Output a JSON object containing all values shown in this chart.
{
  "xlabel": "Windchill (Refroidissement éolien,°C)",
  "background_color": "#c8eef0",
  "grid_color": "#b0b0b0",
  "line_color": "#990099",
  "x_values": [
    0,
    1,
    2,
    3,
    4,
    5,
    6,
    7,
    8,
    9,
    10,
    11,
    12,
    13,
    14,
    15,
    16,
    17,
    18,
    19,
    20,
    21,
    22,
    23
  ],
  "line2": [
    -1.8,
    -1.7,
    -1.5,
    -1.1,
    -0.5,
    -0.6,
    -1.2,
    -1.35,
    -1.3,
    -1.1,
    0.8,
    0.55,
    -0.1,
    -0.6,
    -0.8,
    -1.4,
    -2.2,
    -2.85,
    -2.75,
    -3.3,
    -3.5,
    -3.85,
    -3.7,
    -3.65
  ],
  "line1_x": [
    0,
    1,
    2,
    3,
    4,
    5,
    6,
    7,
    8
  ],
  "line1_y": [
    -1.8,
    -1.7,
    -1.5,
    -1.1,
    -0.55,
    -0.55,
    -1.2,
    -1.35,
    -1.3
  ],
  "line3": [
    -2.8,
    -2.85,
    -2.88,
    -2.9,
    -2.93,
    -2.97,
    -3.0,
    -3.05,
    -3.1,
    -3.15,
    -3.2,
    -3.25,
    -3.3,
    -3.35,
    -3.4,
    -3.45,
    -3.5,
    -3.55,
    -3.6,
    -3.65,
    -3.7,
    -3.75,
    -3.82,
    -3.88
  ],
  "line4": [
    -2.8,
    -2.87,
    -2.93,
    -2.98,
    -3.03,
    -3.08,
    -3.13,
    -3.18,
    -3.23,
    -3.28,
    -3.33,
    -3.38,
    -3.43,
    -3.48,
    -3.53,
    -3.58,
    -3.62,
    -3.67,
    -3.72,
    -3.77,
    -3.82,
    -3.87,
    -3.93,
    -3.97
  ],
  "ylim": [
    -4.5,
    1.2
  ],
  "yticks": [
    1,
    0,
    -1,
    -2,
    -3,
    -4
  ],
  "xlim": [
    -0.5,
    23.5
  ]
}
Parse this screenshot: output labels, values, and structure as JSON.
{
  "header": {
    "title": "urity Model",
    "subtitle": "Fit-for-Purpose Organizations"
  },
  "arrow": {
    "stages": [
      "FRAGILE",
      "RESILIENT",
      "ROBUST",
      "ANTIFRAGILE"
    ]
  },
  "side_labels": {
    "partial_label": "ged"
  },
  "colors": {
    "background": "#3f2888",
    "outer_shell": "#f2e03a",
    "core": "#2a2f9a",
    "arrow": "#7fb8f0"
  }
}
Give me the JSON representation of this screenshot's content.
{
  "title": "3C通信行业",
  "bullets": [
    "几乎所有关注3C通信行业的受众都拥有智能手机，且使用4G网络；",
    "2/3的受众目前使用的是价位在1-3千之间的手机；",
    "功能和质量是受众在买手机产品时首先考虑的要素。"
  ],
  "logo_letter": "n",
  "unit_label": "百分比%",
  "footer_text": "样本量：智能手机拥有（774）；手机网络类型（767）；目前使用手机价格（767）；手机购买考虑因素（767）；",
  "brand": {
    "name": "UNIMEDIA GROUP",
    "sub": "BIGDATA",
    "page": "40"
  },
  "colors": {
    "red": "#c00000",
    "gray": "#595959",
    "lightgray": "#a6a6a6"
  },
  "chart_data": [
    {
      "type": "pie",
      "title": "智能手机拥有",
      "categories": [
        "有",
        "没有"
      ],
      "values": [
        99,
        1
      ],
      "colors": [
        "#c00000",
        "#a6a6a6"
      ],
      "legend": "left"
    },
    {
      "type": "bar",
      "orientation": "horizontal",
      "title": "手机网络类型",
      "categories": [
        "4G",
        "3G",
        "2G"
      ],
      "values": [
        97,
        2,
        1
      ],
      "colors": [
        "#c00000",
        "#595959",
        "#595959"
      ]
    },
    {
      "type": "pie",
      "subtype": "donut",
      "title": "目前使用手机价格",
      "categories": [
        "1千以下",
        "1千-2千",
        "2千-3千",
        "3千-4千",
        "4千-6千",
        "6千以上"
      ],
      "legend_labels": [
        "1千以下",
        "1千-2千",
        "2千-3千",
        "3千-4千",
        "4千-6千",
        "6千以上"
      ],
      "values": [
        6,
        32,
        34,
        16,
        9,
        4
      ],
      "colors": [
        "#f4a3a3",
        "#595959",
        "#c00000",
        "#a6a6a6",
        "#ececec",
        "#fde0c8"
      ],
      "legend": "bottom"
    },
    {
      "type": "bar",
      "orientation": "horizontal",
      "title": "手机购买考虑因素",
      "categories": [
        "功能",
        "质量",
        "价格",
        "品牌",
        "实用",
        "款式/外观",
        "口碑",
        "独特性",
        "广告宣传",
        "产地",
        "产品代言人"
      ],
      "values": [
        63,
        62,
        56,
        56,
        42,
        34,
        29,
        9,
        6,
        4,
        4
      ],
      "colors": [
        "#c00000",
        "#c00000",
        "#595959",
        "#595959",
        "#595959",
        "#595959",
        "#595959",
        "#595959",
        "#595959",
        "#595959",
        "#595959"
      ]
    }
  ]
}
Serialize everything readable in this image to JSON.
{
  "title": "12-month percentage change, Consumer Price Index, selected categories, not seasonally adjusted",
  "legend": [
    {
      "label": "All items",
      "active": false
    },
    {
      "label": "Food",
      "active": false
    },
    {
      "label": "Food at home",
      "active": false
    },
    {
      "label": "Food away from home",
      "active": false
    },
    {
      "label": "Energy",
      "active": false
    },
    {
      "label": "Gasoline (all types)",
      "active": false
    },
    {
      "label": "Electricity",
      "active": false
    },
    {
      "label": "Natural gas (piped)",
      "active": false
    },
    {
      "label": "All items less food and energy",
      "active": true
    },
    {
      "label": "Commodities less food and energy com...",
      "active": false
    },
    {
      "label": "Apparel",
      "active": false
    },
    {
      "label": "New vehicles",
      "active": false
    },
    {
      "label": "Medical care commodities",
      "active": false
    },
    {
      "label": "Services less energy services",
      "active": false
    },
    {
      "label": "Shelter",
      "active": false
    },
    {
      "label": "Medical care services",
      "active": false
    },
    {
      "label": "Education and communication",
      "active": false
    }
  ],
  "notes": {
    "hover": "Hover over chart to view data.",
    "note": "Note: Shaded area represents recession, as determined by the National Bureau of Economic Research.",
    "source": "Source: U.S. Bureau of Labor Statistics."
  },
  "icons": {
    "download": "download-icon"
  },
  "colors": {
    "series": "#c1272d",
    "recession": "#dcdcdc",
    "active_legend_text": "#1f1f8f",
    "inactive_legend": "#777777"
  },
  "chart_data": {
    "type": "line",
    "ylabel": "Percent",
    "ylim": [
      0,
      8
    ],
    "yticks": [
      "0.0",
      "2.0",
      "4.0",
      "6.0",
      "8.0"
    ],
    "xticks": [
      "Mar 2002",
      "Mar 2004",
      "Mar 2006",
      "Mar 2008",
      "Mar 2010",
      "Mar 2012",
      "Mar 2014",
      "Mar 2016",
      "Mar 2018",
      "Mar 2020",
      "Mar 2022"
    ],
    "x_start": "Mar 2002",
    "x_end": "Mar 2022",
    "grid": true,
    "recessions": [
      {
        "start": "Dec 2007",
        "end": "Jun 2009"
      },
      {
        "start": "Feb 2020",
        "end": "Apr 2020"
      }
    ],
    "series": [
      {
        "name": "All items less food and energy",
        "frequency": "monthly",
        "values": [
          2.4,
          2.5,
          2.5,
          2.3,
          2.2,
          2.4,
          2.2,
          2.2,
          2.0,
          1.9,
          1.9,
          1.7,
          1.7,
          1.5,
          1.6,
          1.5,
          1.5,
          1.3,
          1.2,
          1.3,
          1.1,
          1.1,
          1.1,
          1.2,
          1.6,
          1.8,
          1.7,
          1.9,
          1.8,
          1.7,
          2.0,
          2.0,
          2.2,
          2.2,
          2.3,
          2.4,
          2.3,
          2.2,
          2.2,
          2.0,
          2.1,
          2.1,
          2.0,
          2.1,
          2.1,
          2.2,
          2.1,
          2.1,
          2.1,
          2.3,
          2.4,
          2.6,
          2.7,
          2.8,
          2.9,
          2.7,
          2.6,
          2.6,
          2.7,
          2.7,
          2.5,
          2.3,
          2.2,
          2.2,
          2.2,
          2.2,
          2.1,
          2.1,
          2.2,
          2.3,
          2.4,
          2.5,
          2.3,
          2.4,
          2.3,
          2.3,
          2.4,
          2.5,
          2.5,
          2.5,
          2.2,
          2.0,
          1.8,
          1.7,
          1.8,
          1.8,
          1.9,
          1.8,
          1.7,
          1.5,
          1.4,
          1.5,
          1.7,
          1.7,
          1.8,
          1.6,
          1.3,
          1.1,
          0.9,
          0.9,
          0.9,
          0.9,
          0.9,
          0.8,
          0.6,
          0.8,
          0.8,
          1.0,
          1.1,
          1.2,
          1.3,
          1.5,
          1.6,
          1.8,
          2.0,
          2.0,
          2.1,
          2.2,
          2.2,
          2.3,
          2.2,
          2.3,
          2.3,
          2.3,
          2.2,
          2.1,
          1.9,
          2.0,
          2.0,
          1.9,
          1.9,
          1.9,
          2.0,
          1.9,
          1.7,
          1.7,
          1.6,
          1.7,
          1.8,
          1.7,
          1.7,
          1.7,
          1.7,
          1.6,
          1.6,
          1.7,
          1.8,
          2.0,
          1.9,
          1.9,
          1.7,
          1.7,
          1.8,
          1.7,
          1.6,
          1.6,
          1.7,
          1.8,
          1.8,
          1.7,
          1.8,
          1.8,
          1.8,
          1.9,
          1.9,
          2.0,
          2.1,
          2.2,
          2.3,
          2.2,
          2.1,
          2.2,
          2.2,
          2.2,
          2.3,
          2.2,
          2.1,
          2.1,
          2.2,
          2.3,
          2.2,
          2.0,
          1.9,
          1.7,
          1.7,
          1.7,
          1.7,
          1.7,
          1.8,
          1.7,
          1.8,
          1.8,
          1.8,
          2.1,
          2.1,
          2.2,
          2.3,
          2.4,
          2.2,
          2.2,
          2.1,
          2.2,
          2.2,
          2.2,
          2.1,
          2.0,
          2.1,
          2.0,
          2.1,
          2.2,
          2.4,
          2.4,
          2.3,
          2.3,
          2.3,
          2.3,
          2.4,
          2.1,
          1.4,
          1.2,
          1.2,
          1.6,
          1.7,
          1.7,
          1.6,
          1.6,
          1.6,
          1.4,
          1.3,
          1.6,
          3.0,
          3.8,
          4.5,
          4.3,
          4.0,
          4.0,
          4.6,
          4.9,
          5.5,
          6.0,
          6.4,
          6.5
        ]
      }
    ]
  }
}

Task brief » Show the lines of the records that contain the word "less".

Solution to the problem »
      "label": "All items less food and energy",
      "label": "Commodities less food and energy com...",
      "label": "Services less energy services",
        "name": "All items less food and energy",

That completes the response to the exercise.